=== What you need to do ===
(1) Reproduce the passage of the John Thursfield biography from "John Hunt Thursfield (16" up to and including "dismiss Freddie Calthorpe.", switching "Edgbaston" to "New Road".
(2) According to the John Thursfield biography, against which team and at which ground did he make his debut?

John Thursfield

Personal information
- Full name: John Hunt Thursfield
- Born: 16 June 1892 Alvechurch, Worcestershire, England
- Died: 26 April 1951 (aged 58) Shenstone, Staffordshire, England
- Batting: Right-handed

Domestic team information
- 1922–1925: Worcestershire

Career statistics
| Competition | FC |
| Matches | 3 |
| Runs scored | 70 |
| Batting average | 11.66 |
| 100s/50s | 0/0 |
| Top score | 35 |
| Balls bowled | 0 |
| Wickets | 0 |
| Bowling average | - |
| 5 wickets in innings | 0 |
| 10 wickets in match | 0 |
| Best bowling | - |
| Catches/stumpings | 1/0 |
- Source: , 31 July 2008

= John Thursfield =

English cricketer

John Hunt Thursfield (16 June 1892 - 26 April 1951) was an English first-class cricketer who played in three matches for Worcestershire in the 1920s. His debut was against Warwickshire at Edgbaston in May 1922 when he scored 35 in the first innings and took a catch to dismiss Freddie Calthorpe.
He was awarded an MC in the Great War, on 3 June 1916.2

==Notes==

2. Wisden on the Great War:the lives of cricket's fallen 1914–1918.

=== Listed entries ===
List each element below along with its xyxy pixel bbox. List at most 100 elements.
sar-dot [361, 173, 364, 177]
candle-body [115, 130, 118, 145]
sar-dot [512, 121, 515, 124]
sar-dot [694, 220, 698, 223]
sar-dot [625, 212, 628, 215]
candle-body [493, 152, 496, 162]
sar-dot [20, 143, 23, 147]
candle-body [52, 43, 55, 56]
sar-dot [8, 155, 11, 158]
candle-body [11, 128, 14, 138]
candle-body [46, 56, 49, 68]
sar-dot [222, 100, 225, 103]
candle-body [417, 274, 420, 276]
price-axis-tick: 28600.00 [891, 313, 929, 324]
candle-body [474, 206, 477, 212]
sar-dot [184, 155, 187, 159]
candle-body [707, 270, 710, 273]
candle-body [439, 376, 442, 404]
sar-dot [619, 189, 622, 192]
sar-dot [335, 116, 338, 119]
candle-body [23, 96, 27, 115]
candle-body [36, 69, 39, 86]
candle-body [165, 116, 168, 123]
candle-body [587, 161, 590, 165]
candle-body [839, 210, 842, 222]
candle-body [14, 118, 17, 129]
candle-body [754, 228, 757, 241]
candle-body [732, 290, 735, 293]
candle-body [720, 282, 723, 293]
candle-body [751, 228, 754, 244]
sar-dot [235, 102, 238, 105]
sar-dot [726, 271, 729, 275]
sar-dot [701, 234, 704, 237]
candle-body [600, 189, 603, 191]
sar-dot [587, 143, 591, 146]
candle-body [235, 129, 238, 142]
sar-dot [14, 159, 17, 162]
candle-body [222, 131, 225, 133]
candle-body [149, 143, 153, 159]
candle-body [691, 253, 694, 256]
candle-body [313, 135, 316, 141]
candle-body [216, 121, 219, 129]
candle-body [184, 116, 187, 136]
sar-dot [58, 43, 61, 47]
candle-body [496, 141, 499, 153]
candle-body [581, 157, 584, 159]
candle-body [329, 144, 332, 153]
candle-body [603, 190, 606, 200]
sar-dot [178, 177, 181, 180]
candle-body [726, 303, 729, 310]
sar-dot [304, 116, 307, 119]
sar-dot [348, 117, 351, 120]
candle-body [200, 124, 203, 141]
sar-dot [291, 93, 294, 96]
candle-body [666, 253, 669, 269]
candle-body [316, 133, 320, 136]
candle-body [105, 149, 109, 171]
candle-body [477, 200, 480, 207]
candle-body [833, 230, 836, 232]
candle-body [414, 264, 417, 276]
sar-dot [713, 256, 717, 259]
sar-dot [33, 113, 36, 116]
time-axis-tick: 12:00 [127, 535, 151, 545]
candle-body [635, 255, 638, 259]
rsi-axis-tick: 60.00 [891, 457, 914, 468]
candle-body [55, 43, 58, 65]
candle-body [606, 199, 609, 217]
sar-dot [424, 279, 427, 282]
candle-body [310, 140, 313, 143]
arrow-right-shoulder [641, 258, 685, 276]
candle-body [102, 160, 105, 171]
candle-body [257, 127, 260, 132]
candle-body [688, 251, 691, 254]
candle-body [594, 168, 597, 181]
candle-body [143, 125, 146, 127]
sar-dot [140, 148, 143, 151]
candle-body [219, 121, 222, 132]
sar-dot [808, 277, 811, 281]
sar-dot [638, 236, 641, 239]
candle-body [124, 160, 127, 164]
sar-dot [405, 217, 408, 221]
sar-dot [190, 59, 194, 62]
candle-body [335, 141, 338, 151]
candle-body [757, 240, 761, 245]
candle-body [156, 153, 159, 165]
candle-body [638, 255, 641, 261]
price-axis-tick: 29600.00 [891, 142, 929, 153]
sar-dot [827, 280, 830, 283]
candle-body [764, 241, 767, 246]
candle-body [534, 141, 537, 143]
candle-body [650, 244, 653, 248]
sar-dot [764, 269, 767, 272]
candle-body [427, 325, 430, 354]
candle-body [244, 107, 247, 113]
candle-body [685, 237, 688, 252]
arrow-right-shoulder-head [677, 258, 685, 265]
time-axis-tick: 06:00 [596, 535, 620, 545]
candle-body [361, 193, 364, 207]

=== Solved tasks ===
(1)
John Hunt Thursfield (16 June 1892 - 26 April 1951) was an English first-class cricketer who played in three matches for Worcestershire in the 1920s. His debut was against Warwickshire at New Road in May 1922 when he scored 35 in the first innings and took a catch to dismiss Freddie Calthorpe.

(2) Against Warwickshire at Edgbaston.